# What this task involves
For each line that holds "cases", copy the line out.

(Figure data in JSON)
|---|

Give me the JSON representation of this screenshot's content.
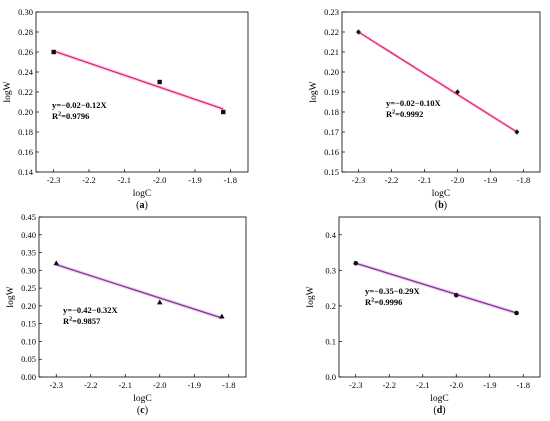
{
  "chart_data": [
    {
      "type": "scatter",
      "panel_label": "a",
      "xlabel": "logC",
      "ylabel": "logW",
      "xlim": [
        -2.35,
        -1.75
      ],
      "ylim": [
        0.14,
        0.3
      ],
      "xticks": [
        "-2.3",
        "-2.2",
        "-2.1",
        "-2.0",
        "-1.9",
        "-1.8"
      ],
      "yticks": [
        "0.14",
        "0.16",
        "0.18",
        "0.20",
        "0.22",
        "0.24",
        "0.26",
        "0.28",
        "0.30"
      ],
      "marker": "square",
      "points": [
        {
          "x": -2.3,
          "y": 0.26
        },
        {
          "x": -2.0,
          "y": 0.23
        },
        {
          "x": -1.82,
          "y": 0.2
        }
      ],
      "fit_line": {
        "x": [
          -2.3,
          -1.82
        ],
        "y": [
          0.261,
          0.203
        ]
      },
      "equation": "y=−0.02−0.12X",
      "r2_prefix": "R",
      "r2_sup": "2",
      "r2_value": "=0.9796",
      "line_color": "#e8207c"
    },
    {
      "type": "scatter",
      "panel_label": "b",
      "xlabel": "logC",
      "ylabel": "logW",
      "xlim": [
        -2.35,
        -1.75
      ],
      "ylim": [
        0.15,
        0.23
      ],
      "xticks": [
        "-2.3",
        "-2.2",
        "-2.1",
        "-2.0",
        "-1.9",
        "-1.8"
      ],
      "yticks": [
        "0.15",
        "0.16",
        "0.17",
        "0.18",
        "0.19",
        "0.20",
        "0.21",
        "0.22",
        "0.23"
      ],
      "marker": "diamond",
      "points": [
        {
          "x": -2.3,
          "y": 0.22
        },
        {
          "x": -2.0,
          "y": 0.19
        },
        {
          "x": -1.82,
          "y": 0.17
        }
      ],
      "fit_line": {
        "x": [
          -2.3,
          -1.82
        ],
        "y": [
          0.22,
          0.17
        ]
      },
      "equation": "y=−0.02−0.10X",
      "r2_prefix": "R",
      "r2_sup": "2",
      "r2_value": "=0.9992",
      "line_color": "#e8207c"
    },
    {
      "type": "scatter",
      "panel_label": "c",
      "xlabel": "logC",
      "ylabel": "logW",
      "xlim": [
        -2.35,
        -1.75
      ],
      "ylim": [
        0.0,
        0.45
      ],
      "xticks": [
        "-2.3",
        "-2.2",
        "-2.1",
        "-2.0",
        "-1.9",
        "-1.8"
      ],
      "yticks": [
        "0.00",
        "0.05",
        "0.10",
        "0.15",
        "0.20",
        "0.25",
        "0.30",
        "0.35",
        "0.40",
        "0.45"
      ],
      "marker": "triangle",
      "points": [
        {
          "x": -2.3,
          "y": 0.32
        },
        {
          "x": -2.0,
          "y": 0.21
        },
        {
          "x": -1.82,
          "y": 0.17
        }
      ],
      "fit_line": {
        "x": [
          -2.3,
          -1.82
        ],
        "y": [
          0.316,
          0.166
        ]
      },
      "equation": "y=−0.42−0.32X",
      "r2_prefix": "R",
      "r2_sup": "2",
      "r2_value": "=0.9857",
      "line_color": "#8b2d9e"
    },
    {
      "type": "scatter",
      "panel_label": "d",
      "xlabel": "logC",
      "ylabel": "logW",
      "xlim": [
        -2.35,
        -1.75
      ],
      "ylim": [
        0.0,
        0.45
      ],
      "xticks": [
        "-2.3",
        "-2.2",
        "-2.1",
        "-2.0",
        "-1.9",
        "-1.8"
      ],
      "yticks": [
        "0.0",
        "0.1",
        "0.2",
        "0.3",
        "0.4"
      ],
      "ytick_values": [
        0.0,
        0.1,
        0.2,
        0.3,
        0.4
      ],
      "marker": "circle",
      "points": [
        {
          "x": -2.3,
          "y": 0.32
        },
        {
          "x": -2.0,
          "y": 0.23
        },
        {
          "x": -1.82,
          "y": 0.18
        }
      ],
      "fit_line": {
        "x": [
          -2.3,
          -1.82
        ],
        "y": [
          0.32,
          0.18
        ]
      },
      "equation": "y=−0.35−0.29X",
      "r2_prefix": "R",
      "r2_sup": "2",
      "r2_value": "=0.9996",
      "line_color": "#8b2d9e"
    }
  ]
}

|---|

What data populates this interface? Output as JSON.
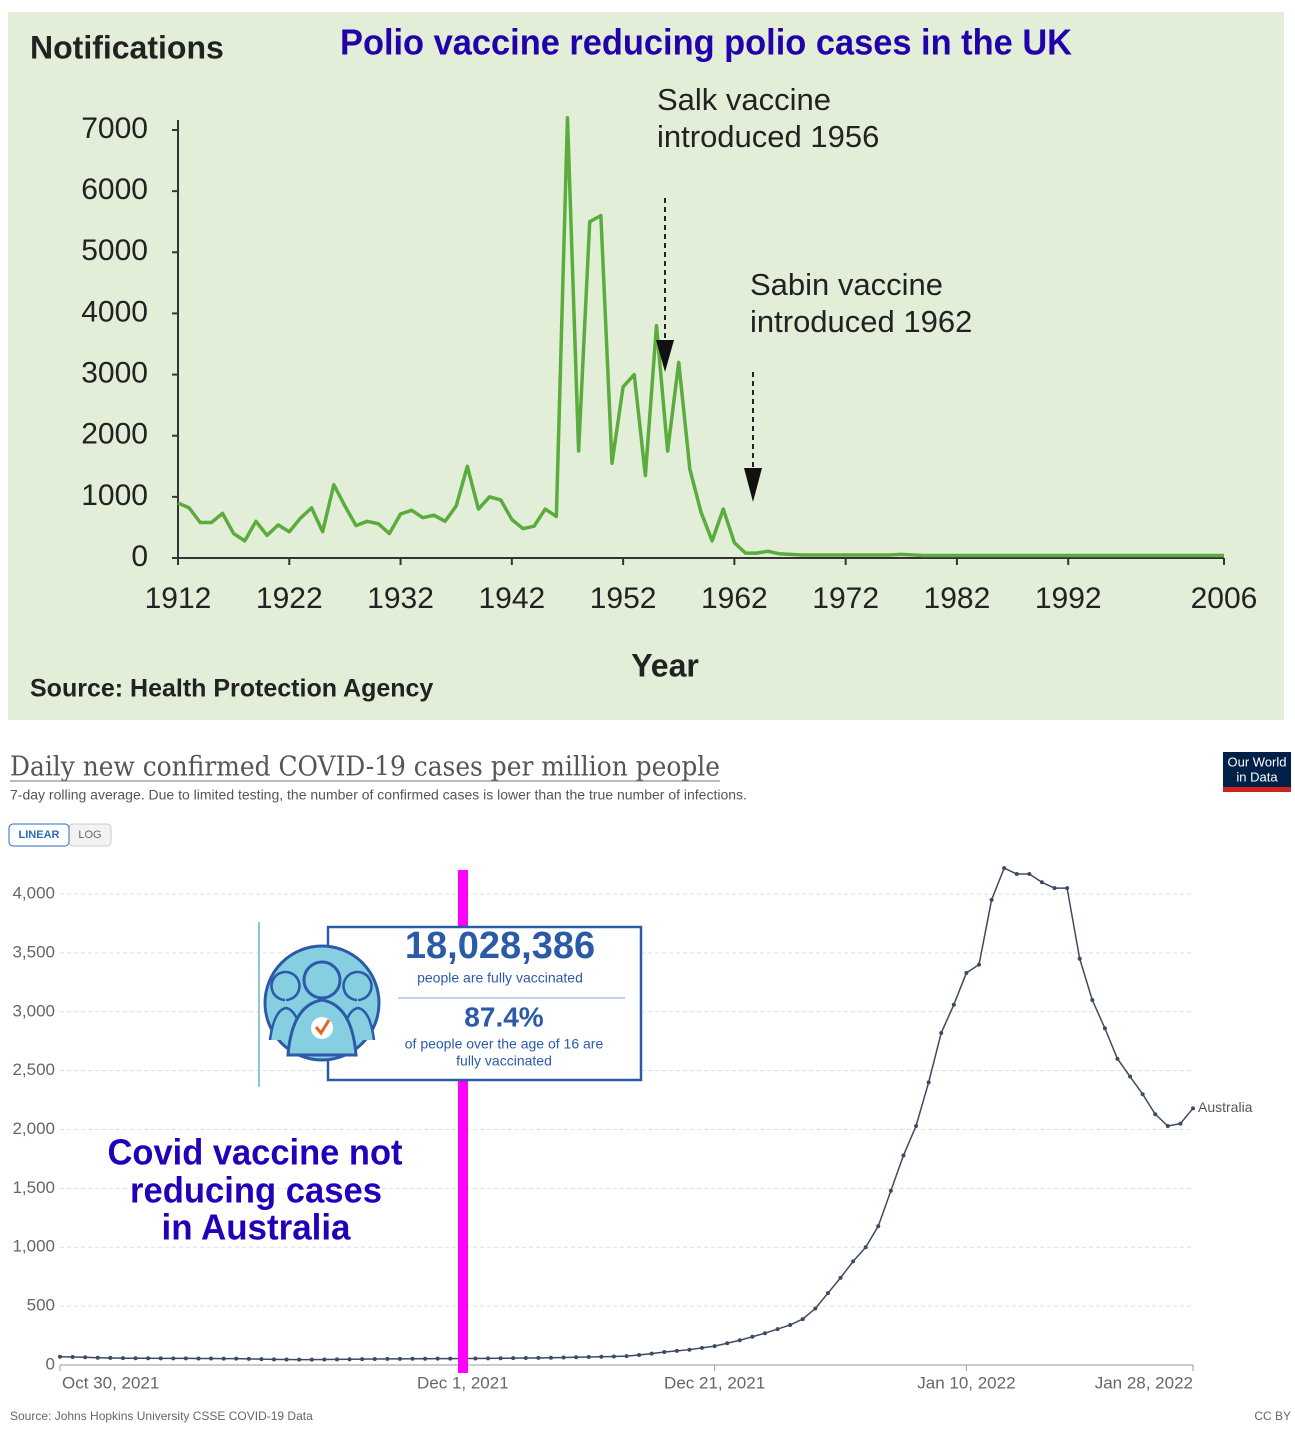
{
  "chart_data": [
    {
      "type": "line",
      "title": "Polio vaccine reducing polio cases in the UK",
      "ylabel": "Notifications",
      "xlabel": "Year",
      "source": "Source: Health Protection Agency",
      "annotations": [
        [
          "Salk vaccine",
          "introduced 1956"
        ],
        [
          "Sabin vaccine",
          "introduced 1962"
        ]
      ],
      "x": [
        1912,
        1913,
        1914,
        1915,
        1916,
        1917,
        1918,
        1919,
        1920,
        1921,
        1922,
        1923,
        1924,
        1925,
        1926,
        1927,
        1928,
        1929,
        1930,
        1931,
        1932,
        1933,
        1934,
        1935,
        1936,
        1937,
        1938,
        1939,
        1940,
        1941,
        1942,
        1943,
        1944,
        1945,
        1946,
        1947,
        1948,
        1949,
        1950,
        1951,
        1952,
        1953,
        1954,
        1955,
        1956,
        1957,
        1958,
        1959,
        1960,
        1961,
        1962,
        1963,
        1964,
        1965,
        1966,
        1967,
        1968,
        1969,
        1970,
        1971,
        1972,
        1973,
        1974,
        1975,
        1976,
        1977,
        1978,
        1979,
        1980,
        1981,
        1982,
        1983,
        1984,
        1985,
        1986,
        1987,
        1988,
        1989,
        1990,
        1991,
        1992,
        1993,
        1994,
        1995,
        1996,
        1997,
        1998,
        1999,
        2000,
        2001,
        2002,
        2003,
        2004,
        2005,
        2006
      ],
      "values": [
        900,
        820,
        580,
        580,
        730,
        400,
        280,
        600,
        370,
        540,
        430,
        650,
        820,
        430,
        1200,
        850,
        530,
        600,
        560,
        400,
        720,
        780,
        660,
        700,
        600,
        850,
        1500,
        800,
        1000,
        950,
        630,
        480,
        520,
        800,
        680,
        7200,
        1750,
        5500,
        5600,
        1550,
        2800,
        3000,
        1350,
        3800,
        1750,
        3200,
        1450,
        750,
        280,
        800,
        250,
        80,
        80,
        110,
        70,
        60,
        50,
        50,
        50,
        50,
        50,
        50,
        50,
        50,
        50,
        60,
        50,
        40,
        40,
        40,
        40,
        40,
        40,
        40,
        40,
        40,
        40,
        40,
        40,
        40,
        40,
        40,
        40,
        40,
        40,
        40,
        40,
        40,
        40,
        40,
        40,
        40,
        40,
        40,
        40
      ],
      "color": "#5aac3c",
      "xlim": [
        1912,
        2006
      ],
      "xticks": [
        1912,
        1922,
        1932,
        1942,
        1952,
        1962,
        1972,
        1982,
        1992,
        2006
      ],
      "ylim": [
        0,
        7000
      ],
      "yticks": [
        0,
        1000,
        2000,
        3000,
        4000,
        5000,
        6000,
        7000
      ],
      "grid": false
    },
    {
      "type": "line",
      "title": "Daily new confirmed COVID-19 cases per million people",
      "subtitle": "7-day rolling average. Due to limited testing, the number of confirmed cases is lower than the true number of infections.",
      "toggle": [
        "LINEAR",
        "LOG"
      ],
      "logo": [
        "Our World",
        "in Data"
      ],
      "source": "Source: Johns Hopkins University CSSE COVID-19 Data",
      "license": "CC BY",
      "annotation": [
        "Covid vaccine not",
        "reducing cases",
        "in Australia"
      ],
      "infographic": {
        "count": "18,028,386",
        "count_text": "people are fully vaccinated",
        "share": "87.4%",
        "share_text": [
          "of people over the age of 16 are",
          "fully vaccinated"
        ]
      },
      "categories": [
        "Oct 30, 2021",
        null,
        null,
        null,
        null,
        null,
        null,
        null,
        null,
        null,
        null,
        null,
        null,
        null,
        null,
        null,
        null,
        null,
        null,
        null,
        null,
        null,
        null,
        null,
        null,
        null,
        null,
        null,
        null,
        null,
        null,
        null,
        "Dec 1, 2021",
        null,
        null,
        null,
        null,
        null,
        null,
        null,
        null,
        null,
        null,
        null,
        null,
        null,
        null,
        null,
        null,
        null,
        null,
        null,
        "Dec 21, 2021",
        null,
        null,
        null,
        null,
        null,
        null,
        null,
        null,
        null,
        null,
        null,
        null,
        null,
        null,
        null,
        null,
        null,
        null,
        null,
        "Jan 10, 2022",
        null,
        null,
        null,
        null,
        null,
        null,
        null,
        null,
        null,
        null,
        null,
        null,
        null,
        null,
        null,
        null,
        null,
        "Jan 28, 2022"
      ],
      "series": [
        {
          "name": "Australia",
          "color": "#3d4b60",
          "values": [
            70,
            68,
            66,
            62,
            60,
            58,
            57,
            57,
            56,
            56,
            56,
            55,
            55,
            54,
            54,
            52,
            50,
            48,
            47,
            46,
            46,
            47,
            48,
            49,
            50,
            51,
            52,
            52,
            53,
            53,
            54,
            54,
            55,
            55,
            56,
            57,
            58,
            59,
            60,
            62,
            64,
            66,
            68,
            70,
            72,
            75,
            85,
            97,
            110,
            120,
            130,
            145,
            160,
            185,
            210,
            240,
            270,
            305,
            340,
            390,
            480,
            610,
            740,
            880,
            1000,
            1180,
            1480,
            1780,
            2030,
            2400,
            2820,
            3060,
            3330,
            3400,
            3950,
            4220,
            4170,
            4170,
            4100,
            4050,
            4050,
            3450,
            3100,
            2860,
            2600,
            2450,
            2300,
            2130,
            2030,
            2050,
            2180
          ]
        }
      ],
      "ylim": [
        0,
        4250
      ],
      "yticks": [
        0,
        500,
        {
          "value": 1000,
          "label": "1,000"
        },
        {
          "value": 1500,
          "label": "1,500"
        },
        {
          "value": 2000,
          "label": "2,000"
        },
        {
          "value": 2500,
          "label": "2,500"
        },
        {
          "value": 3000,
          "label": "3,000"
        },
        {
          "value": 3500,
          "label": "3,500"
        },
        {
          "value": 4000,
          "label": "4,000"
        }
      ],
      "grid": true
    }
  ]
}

|---|

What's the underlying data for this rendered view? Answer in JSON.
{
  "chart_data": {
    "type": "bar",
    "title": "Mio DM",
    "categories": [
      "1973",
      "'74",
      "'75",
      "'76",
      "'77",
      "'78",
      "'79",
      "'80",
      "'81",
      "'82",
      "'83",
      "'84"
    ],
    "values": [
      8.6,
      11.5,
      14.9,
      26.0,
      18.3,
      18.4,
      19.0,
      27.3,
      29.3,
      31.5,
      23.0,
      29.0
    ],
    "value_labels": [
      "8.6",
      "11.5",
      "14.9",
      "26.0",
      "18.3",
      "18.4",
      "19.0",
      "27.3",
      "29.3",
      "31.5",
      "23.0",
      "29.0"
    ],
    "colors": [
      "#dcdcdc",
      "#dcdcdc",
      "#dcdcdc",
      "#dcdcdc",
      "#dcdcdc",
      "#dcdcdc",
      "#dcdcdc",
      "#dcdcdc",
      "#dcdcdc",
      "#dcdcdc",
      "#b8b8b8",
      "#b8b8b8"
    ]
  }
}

|---|

# The reply
      "title": "Polio vaccine reducing polio cases in the UK",
      "title": "Daily new confirmed COVID-19 cases per million people",
      "subtitle": "7-day rolling average. Due to limited testing, the number of confirmed cases is lower than the true number of infections.",
        "reducing cases",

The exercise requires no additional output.